## TASK
Could you write out every entry exactly as it stands?

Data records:
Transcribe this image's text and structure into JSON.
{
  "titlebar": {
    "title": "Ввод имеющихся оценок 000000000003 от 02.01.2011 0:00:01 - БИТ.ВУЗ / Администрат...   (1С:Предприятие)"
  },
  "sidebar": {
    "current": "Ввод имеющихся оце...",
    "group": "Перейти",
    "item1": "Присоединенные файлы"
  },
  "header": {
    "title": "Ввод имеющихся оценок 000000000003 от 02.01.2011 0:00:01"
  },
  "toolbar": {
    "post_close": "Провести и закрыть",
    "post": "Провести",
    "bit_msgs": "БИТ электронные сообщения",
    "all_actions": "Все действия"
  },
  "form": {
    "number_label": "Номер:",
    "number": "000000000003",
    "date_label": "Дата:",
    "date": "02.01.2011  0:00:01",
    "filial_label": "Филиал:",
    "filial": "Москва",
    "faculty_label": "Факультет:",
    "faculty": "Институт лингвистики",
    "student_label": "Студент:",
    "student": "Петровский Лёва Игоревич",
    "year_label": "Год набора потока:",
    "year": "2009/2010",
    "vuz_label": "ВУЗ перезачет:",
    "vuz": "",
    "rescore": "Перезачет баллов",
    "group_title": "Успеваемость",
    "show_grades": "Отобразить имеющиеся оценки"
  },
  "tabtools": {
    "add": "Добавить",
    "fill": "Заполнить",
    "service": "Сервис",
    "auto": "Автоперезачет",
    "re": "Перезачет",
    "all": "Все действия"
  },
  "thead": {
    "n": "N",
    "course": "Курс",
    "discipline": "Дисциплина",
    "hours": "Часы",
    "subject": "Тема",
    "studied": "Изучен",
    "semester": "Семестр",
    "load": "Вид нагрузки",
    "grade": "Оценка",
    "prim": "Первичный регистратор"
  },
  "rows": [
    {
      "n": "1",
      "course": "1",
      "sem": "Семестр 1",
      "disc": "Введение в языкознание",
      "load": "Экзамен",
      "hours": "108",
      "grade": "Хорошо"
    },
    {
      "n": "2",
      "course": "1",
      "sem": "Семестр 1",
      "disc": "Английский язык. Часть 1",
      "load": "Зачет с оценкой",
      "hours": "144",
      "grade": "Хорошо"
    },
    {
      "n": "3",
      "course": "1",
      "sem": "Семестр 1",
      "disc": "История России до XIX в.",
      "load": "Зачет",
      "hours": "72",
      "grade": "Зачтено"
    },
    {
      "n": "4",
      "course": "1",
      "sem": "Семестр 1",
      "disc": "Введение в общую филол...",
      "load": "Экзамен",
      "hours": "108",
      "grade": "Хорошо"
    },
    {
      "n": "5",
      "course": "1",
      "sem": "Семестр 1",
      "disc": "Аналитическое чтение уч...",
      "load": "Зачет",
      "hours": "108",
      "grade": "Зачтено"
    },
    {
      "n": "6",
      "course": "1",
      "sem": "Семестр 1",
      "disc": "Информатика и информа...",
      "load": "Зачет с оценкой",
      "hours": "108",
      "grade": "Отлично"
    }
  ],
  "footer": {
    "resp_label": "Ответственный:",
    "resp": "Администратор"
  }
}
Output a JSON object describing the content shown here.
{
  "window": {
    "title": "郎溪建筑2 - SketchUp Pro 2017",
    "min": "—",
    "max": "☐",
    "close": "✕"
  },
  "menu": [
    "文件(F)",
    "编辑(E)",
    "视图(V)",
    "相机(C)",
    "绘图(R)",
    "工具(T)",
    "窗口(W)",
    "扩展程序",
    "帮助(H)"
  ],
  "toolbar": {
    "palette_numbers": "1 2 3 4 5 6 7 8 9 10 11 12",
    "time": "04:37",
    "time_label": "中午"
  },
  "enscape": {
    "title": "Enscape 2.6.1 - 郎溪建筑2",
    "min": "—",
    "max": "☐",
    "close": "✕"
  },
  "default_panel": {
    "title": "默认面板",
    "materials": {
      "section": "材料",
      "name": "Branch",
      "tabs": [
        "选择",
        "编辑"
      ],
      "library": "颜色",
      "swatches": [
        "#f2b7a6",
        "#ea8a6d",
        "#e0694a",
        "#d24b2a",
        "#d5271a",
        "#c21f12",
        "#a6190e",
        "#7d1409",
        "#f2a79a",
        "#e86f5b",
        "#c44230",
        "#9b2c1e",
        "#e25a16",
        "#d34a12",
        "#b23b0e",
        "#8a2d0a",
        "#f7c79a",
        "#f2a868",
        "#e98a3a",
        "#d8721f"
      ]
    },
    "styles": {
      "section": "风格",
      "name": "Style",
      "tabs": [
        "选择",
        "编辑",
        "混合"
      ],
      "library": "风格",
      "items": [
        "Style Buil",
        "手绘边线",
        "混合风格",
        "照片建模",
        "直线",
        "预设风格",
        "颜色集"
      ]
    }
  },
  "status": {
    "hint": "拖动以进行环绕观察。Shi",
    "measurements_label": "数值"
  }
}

## THE OUTPUT
Transcribe this image's text and structure into JSON.
{
  "titlebar": {
    "title": "Ввод имеющихся оценок 000000000003 от 02.01.2011 0:00:01 - БИТ.ВУЗ / Администрат...   (1С:Предприятие)"
  },
  "sidebar": {
    "current": "Ввод имеющихся оце...",
    "group": "Перейти",
    "item1": "Присоединенные файлы"
  },
  "header": {
    "title": "Ввод имеющихся оценок 000000000003 от 02.01.2011 0:00:01"
  },
  "toolbar": {
    "post_close": "Провести и закрыть",
    "post": "Провести",
    "bit_msgs": "БИТ электронные сообщения",
    "all_actions": "Все действия"
  },
  "form": {
    "number_label": "Номер:",
    "number": "000000000003",
    "date_label": "Дата:",
    "date": "02.01.2011  0:00:01",
    "filial_label": "Филиал:",
    "filial": "Москва",
    "faculty_label": "Факультет:",
    "faculty": "Институт лингвистики",
    "student_label": "Студент:",
    "student": "Петровский Лёва Игоревич",
    "year_label": "Год набора потока:",
    "year": "2009/2010",
    "vuz_label": "ВУЗ перезачет:",
    "vuz": "",
    "rescore": "Перезачет баллов",
    "group_title": "Успеваемость",
    "show_grades": "Отобразить имеющиеся оценки"
  },
  "tabtools": {
    "add": "Добавить",
    "fill": "Заполнить",
    "service": "Сервис",
    "auto": "Автоперезачет",
    "re": "Перезачет",
    "all": "Все действия"
  },
  "thead": {
    "n": "N",
    "course": "Курс",
    "discipline": "Дисциплина",
    "hours": "Часы",
    "subject": "Тема",
    "studied": "Изучен",
    "semester": "Семестр",
    "load": "Вид нагрузки",
    "grade": "Оценка",
    "prim": "Первичный регистратор"
  },
  "rows": [
    {
      "n": "1",
      "course": "1",
      "sem": "Семестр 1",
      "disc": "Введение в языкознание",
      "load": "Экзамен",
      "hours": "108",
      "grade": "Хорошо"
    },
    {
      "n": "2",
      "course": "1",
      "sem": "Семестр 1",
      "disc": "Английский язык. Часть 1",
      "load": "Зачет с оценкой",
      "hours": "144",
      "grade": "Хорошо"
    },
    {
      "n": "3",
      "course": "1",
      "sem": "Семестр 1",
      "disc": "История России до XIX в.",
      "load": "Зачет",
      "hours": "72",
      "grade": "Зачтено"
    },
    {
      "n": "4",
      "course": "1",
      "sem": "Семестр 1",
      "disc": "Введение в общую филол...",
      "load": "Экзамен",
      "hours": "108",
      "grade": "Хорошо"
    },
    {
      "n": "5",
      "course": "1",
      "sem": "Семестр 1",
      "disc": "Аналитическое чтение уч...",
      "load": "Зачет",
      "hours": "108",
      "grade": "Зачтено"
    },
    {
      "n": "6",
      "course": "1",
      "sem": "Семестр 1",
      "disc": "Информатика и информа...",
      "load": "Зачет с оценкой",
      "hours": "108",
      "grade": "Отлично"
    }
  ],
  "footer": {
    "resp_label": "Ответственный:",
    "resp": "Администратор"
  }
}
Output a JSON object describing the content shown here.
{
  "window": {
    "title": "郎溪建筑2 - SketchUp Pro 2017",
    "min": "—",
    "max": "☐",
    "close": "✕"
  },
  "menu": [
    "文件(F)",
    "编辑(E)",
    "视图(V)",
    "相机(C)",
    "绘图(R)",
    "工具(T)",
    "窗口(W)",
    "扩展程序",
    "帮助(H)"
  ],
  "toolbar": {
    "palette_numbers": "1 2 3 4 5 6 7 8 9 10 11 12",
    "time": "04:37",
    "time_label": "中午"
  },
  "enscape": {
    "title": "Enscape 2.6.1 - 郎溪建筑2",
    "min": "—",
    "max": "☐",
    "close": "✕"
  },
  "default_panel": {
    "title": "默认面板",
    "materials": {
      "section": "材料",
      "name": "Branch",
      "tabs": [
        "选择",
        "编辑"
      ],
      "library": "颜色",
      "swatches": [
        "#f2b7a6",
        "#ea8a6d",
        "#e0694a",
        "#d24b2a",
        "#d5271a",
        "#c21f12",
        "#a6190e",
        "#7d1409",
        "#f2a79a",
        "#e86f5b",
        "#c44230",
        "#9b2c1e",
        "#e25a16",
        "#d34a12",
        "#b23b0e",
        "#8a2d0a",
        "#f7c79a",
        "#f2a868",
        "#e98a3a",
        "#d8721f"
      ]
    },
    "styles": {
      "section": "风格",
      "name": "Style",
      "tabs": [
        "选择",
        "编辑",
        "混合"
      ],
      "library": "风格",
      "items": [
        "Style Buil",
        "手绘边线",
        "混合风格",
        "照片建模",
        "直线",
        "预设风格",
        "颜色集"
      ]
    }
  },
  "status": {
    "hint": "拖动以进行环绕观察。Shi",
    "measurements_label": "数值"
  }
}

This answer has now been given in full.